#### EXERCISE OBJECTIVE:
Please copy the material word for word, from its first line through the line containing "phase-label: Fase 6", including both of those lines.

#### DATASET:
* begin *
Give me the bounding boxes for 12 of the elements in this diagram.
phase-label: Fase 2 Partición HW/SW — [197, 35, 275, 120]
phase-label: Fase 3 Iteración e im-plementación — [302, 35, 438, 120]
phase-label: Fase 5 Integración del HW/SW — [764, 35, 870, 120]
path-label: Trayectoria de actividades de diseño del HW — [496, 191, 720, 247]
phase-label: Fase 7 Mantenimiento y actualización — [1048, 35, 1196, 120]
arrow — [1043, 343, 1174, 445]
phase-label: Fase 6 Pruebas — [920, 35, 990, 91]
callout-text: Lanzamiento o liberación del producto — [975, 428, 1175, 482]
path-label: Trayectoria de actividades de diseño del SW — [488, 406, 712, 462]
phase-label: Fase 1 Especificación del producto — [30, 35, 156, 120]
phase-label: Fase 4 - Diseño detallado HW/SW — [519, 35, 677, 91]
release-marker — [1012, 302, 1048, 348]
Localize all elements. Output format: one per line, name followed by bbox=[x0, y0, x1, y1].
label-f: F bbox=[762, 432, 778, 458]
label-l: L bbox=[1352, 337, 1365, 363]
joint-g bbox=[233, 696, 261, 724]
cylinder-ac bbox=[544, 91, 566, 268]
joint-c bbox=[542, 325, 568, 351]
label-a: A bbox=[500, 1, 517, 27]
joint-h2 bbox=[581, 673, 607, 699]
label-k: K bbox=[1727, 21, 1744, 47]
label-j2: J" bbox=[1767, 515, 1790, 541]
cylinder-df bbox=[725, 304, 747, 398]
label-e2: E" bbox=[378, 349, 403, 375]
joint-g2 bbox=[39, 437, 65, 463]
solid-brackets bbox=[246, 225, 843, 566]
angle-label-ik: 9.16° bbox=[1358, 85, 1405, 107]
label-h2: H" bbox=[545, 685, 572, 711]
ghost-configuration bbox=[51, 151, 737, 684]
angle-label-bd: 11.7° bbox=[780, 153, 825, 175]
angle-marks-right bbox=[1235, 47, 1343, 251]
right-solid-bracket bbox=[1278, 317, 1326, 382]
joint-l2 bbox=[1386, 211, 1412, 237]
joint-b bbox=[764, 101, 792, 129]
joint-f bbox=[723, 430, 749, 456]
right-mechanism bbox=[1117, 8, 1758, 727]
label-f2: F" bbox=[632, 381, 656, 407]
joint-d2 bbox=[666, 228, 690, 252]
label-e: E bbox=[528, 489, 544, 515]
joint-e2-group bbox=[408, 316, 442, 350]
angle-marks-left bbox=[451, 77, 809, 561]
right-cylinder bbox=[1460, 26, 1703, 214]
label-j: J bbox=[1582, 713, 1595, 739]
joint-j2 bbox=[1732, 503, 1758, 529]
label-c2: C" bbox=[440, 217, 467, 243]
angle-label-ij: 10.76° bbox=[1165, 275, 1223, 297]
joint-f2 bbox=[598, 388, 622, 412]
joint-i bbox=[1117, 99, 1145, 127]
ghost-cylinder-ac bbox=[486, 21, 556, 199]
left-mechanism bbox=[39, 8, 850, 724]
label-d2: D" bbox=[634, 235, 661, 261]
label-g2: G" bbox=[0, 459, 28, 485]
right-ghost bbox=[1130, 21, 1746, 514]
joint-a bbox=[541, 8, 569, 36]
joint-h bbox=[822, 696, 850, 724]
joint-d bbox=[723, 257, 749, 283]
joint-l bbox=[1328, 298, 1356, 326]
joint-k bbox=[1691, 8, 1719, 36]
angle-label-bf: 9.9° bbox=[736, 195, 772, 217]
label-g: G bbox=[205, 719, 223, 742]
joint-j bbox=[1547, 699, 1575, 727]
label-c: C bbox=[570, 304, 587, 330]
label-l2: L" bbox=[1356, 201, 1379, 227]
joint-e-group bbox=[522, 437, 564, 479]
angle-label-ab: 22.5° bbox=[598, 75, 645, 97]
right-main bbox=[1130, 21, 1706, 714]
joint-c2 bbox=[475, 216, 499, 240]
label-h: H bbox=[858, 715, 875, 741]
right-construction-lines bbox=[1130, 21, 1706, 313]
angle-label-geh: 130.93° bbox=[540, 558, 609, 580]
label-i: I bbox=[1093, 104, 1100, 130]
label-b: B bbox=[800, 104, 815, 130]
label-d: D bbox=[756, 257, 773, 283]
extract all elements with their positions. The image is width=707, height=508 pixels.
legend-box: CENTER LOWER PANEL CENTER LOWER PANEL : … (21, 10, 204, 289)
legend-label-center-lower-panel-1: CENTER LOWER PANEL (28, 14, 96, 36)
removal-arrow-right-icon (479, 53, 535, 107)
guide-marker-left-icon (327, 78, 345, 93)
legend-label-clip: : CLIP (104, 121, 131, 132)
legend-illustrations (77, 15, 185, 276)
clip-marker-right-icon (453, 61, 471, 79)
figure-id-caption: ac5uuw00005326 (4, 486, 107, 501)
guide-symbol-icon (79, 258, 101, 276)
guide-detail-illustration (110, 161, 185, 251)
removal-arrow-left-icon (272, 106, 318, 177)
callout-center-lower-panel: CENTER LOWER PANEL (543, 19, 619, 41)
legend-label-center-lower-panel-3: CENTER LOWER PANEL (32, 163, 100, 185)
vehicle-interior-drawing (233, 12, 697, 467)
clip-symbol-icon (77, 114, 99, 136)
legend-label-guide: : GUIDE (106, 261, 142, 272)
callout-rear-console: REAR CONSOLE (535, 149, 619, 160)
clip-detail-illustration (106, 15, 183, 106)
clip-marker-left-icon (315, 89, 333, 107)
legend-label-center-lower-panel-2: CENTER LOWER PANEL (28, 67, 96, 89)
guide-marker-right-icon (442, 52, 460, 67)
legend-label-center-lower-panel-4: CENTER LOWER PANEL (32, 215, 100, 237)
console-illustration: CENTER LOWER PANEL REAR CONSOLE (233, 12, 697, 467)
* end *
#### OUTPUT FOR THIS TASK:
Give me the bounding boxes for 12 of the elements in this diagram.
phase-label: Fase 2 Partición HW/SW — [197, 35, 275, 120]
phase-label: Fase 3 Iteración e im-plementación — [302, 35, 438, 120]
phase-label: Fase 5 Integración del HW/SW — [764, 35, 870, 120]
path-label: Trayectoria de actividades de diseño del HW — [496, 191, 720, 247]
phase-label: Fase 7 Mantenimiento y actualización — [1048, 35, 1196, 120]
arrow — [1043, 343, 1174, 445]
phase-label: Fase 6 Pruebas — [920, 35, 990, 91]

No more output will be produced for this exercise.